*TASK GOAL*.
Please pull out every line that includes the string "Selected".

Stored data:
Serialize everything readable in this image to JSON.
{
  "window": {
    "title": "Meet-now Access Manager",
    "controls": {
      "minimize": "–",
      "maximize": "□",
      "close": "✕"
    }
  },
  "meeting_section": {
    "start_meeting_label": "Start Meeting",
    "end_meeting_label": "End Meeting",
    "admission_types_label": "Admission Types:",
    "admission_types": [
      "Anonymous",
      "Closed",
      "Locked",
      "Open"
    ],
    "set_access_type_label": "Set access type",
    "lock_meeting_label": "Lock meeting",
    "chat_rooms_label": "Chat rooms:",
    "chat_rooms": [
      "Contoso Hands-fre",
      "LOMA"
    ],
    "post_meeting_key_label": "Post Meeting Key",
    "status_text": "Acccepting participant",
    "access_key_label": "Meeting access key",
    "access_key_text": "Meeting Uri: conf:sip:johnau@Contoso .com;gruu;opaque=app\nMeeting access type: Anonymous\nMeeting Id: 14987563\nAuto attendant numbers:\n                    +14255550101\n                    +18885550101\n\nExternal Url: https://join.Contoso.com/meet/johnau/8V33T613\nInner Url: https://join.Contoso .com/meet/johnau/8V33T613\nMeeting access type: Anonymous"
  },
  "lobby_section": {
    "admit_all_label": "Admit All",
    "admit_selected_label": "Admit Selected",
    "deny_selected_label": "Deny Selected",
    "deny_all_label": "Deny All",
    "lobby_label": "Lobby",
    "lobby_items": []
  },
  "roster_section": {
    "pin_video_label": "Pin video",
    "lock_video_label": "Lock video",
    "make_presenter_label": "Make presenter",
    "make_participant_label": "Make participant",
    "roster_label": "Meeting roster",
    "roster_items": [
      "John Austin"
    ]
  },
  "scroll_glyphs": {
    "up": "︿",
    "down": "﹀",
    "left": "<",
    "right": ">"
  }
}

*TASK RESULT*.
    "admit_selected_label": "Admit Selected",
    "deny_selected_label": "Deny Selected",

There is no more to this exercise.